The problem ->
All of the records below must be output exactly, with no pictures carried over.

Entries provided ->

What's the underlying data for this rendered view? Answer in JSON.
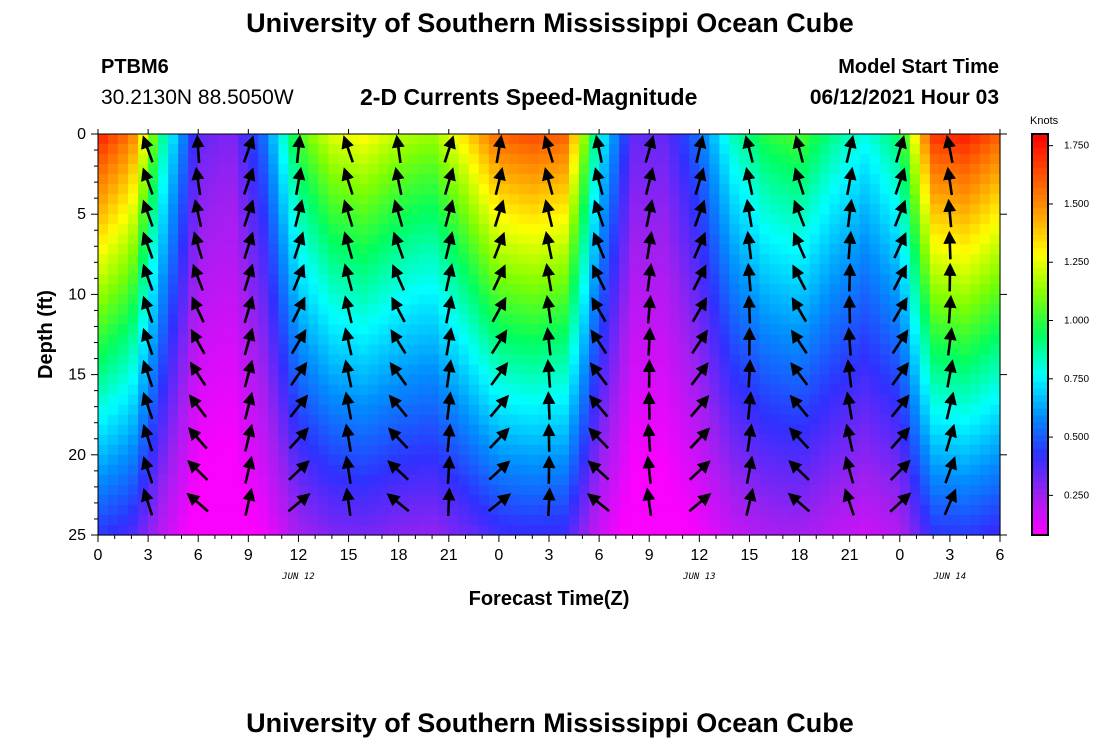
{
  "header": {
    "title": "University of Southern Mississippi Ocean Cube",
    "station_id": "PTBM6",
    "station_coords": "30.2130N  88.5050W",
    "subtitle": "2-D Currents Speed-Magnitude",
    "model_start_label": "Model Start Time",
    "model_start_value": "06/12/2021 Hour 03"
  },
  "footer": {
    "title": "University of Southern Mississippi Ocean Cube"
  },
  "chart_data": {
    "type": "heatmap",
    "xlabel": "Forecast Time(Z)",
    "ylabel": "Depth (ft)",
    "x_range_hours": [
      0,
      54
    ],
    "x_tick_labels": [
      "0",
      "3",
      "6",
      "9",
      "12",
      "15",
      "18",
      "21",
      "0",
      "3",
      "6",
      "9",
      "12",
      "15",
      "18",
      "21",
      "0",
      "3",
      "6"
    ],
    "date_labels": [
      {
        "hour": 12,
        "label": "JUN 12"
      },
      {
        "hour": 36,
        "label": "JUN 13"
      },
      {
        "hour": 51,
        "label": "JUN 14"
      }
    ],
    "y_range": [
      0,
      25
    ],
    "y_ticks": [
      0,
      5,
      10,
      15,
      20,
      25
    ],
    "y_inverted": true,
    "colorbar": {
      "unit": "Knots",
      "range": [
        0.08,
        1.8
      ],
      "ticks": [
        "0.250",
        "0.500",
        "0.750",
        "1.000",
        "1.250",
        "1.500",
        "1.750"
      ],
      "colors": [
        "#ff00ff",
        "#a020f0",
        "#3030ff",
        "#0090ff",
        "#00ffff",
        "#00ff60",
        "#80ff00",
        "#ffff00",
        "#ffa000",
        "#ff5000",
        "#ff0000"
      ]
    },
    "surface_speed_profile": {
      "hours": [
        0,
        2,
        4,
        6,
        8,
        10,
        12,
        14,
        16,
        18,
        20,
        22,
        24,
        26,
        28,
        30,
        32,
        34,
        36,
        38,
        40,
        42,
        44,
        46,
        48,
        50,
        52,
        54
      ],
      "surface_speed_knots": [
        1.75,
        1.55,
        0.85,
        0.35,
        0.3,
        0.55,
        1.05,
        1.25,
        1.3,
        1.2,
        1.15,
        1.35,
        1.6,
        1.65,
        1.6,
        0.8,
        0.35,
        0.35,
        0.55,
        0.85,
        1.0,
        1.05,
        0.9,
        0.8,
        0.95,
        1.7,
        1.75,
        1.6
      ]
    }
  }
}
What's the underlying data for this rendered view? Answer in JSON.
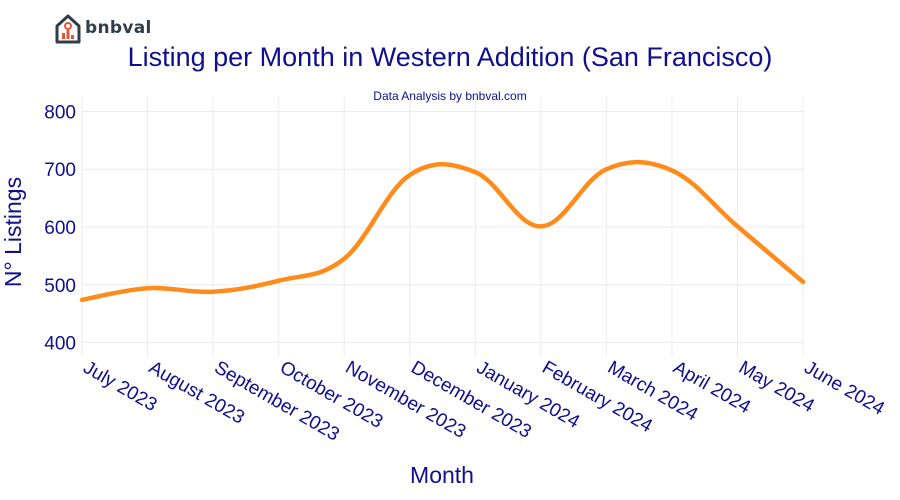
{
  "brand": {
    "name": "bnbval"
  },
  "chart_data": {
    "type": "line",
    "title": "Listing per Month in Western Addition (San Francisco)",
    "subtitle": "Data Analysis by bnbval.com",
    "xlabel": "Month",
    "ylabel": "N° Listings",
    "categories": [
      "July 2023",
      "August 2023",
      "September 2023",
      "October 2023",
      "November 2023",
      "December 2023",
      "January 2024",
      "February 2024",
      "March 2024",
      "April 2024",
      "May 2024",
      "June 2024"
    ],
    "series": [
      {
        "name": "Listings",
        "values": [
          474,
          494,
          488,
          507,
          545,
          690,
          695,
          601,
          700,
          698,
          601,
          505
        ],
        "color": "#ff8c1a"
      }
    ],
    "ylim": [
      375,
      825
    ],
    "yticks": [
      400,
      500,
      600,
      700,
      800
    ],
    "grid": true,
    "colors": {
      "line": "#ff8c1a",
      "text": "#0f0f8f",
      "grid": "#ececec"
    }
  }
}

Expected answer ->
What's the underlying data for this rendered view? Answer in JSON.
{
  "header": {
    "title": "University of Southern Mississippi Ocean Cube",
    "station_id": "PTBM6",
    "station_coords": "30.2130N  88.5050W",
    "subtitle": "2-D Currents Speed-Magnitude",
    "model_start_label": "Model Start Time",
    "model_start_value": "06/12/2021 Hour 03"
  },
  "footer": {
    "title": "University of Southern Mississippi Ocean Cube"
  },
  "chart_data": {
    "type": "heatmap",
    "xlabel": "Forecast Time(Z)",
    "ylabel": "Depth (ft)",
    "x_range_hours": [
      0,
      54
    ],
    "x_tick_labels": [
      "0",
      "3",
      "6",
      "9",
      "12",
      "15",
      "18",
      "21",
      "0",
      "3",
      "6",
      "9",
      "12",
      "15",
      "18",
      "21",
      "0",
      "3",
      "6"
    ],
    "date_labels": [
      {
        "hour": 12,
        "label": "JUN 12"
      },
      {
        "hour": 36,
        "label": "JUN 13"
      },
      {
        "hour": 51,
        "label": "JUN 14"
      }
    ],
    "y_range": [
      0,
      25
    ],
    "y_ticks": [
      0,
      5,
      10,
      15,
      20,
      25
    ],
    "y_inverted": true,
    "colorbar": {
      "unit": "Knots",
      "range": [
        0.08,
        1.8
      ],
      "ticks": [
        "0.250",
        "0.500",
        "0.750",
        "1.000",
        "1.250",
        "1.500",
        "1.750"
      ],
      "colors": [
        "#ff00ff",
        "#a020f0",
        "#3030ff",
        "#0090ff",
        "#00ffff",
        "#00ff60",
        "#80ff00",
        "#ffff00",
        "#ffa000",
        "#ff5000",
        "#ff0000"
      ]
    },
    "surface_speed_profile": {
      "hours": [
        0,
        2,
        4,
        6,
        8,
        10,
        12,
        14,
        16,
        18,
        20,
        22,
        24,
        26,
        28,
        30,
        32,
        34,
        36,
        38,
        40,
        42,
        44,
        46,
        48,
        50,
        52,
        54
      ],
      "surface_speed_knots": [
        1.75,
        1.55,
        0.85,
        0.35,
        0.3,
        0.55,
        1.05,
        1.25,
        1.3,
        1.2,
        1.15,
        1.35,
        1.6,
        1.65,
        1.6,
        0.8,
        0.35,
        0.35,
        0.55,
        0.85,
        1.0,
        1.05,
        0.9,
        0.8,
        0.95,
        1.7,
        1.75,
        1.6
      ]
    }
  }
}
What's the underlying data for this rendered view? Answer in JSON.
{
  "brand": {
    "name": "bnbval"
  },
  "chart_data": {
    "type": "line",
    "title": "Listing per Month in Western Addition (San Francisco)",
    "subtitle": "Data Analysis by bnbval.com",
    "xlabel": "Month",
    "ylabel": "N° Listings",
    "categories": [
      "July 2023",
      "August 2023",
      "September 2023",
      "October 2023",
      "November 2023",
      "December 2023",
      "January 2024",
      "February 2024",
      "March 2024",
      "April 2024",
      "May 2024",
      "June 2024"
    ],
    "series": [
      {
        "name": "Listings",
        "values": [
          474,
          494,
          488,
          507,
          545,
          690,
          695,
          601,
          700,
          698,
          601,
          505
        ],
        "color": "#ff8c1a"
      }
    ],
    "ylim": [
      375,
      825
    ],
    "yticks": [
      400,
      500,
      600,
      700,
      800
    ],
    "grid": true,
    "colors": {
      "line": "#ff8c1a",
      "text": "#0f0f8f",
      "grid": "#ececec"
    }
  }
}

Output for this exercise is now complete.